* _INSTRUCTIONS TO FOLLOW_
Please write out the items below, word for word, from the very first line through the line containing "cda-value[interactable]: 0,340 bbox=[241, 315, 272, 329]", including both of those lines.

* _LISTED ENTRIES_
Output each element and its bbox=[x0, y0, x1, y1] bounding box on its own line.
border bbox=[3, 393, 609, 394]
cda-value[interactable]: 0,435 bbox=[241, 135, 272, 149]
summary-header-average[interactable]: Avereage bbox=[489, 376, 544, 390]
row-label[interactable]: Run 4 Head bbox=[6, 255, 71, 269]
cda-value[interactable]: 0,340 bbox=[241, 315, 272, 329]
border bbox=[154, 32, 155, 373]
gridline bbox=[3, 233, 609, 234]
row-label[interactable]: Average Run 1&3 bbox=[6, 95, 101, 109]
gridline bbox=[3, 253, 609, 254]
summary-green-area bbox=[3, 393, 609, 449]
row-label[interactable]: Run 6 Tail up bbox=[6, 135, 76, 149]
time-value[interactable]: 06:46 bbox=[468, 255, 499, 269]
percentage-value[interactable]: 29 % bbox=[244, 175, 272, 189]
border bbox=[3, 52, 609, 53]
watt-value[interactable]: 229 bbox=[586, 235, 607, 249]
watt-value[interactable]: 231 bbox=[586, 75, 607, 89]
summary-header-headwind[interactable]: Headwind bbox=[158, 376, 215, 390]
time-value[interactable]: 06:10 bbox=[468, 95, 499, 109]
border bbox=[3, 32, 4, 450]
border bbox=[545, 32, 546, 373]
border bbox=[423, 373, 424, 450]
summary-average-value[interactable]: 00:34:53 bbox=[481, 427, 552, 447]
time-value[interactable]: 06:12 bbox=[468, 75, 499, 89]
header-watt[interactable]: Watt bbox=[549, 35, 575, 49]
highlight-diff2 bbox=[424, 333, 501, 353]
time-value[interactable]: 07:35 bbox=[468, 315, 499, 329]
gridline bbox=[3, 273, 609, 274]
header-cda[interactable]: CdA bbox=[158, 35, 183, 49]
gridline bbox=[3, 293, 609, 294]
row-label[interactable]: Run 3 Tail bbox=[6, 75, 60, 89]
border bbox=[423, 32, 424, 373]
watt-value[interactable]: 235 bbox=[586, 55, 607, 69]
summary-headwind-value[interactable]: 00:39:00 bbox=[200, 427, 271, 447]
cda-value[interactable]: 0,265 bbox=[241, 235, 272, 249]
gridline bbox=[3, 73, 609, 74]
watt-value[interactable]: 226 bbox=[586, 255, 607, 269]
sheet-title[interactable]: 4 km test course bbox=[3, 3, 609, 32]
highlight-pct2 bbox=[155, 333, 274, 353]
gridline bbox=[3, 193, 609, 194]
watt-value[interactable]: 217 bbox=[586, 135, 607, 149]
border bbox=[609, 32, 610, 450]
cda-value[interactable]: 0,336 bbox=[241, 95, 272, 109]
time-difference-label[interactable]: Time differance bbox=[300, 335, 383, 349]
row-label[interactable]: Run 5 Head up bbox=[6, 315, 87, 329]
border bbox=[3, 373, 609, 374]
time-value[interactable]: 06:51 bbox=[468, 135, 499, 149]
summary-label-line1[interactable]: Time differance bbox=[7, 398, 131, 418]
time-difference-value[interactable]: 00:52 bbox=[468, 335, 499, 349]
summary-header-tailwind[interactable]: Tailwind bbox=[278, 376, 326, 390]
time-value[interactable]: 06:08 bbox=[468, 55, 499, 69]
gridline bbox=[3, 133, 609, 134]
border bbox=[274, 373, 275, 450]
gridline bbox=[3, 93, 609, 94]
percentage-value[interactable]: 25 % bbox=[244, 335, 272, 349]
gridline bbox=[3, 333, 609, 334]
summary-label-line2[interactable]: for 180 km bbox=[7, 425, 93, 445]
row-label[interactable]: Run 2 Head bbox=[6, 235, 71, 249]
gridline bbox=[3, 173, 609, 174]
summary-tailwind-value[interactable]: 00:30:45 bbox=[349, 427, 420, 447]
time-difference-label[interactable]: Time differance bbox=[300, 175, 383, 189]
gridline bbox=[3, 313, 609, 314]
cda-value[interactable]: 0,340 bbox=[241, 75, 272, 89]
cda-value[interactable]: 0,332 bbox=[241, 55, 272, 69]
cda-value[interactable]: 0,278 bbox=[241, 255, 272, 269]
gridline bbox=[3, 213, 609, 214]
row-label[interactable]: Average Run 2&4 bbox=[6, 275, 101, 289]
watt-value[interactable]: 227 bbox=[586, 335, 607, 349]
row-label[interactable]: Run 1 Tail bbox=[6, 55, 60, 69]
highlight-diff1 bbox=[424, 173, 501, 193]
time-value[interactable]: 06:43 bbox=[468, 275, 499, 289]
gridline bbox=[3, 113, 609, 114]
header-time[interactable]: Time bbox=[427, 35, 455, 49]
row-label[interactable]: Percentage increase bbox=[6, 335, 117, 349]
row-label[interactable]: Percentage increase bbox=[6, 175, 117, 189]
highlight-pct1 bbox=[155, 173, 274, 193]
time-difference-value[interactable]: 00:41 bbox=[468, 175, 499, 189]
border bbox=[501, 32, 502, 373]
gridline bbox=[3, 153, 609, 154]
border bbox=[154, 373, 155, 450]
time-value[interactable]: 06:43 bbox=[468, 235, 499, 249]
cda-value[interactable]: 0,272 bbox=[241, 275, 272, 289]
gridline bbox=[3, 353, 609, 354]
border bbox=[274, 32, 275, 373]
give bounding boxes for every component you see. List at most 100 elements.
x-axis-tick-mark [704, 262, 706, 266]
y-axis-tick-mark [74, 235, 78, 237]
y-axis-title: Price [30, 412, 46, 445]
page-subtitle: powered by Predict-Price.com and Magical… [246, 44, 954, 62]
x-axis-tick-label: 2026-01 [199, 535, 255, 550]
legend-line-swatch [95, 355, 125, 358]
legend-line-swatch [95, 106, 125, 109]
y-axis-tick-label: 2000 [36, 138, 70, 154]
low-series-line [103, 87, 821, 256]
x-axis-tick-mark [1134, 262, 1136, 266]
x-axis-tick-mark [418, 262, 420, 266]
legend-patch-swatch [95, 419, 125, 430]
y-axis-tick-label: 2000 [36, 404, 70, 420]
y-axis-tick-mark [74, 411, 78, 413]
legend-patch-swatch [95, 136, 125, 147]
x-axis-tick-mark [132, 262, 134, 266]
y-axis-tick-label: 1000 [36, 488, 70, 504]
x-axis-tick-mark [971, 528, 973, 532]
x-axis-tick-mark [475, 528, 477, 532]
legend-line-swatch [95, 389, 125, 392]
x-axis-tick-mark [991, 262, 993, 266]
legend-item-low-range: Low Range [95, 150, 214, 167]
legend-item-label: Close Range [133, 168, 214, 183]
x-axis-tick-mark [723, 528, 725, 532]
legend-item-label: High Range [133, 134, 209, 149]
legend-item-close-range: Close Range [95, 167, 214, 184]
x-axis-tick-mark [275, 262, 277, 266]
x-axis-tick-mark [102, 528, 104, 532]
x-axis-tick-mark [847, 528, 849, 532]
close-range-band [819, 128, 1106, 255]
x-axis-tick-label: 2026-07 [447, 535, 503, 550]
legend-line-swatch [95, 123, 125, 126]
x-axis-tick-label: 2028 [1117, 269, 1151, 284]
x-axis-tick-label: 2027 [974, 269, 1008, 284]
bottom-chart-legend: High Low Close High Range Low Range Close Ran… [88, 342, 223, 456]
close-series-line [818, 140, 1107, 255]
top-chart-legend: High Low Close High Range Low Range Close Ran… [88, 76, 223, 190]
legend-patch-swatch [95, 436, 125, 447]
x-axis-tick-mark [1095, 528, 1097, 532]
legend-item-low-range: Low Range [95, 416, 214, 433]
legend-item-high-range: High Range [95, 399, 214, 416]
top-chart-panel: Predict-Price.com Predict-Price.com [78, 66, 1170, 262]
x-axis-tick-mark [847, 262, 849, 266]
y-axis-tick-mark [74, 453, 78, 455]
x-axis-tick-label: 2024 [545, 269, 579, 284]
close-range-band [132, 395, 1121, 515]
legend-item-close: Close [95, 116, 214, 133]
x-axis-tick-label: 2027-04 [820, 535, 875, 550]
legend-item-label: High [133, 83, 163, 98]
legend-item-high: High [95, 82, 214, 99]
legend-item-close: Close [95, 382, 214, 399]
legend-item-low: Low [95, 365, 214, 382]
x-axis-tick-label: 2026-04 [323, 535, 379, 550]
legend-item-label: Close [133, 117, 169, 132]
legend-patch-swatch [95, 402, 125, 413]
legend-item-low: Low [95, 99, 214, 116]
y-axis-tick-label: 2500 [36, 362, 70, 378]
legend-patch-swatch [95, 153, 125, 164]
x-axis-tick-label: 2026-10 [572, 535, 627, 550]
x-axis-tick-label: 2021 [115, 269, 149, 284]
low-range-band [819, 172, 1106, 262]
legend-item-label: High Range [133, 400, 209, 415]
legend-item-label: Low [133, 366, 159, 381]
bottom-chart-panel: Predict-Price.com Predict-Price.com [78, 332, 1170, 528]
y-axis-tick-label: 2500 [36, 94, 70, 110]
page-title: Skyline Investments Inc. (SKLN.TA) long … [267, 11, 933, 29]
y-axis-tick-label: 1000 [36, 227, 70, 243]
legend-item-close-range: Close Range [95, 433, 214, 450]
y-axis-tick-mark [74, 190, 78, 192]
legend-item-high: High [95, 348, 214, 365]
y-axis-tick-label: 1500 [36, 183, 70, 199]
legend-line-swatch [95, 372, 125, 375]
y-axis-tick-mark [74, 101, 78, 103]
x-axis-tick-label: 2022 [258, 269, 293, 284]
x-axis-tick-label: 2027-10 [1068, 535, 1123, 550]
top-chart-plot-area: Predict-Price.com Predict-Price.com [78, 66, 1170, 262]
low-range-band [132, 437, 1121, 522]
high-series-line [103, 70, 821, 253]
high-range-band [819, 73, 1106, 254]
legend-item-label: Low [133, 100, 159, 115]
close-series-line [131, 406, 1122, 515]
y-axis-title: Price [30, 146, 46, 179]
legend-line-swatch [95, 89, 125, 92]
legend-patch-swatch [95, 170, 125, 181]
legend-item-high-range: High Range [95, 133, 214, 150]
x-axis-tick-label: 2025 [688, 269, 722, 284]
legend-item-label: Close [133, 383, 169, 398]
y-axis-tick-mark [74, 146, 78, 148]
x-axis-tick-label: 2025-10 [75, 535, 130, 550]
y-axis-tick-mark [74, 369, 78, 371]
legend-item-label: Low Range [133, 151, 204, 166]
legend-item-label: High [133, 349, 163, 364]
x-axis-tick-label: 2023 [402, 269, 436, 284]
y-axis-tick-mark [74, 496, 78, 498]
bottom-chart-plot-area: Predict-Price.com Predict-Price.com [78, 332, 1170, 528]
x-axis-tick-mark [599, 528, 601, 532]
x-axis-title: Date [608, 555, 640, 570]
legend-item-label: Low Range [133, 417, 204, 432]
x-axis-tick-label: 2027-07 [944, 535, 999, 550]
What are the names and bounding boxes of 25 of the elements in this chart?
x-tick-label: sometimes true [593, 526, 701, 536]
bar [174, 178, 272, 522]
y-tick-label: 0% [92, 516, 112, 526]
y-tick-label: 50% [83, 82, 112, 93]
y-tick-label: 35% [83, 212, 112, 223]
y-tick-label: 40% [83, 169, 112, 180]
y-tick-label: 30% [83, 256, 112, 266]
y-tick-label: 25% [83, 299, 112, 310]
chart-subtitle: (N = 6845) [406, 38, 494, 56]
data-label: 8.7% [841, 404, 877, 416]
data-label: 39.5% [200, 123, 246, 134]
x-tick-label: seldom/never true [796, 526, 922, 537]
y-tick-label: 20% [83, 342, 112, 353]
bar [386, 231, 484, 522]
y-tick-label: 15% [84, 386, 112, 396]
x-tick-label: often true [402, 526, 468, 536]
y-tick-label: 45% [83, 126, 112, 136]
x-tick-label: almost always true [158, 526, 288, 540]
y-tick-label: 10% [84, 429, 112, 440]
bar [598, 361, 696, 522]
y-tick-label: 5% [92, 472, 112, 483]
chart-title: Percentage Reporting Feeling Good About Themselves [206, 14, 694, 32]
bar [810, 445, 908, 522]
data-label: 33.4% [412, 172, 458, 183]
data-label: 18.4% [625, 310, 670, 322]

* _EXPECTED ANSWER_
Output each element and its bbox=[x0, y0, x1, y1] bounding box on its own line.
border bbox=[3, 393, 609, 394]
cda-value[interactable]: 0,435 bbox=[241, 135, 272, 149]
summary-header-average[interactable]: Avereage bbox=[489, 376, 544, 390]
row-label[interactable]: Run 4 Head bbox=[6, 255, 71, 269]
cda-value[interactable]: 0,340 bbox=[241, 315, 272, 329]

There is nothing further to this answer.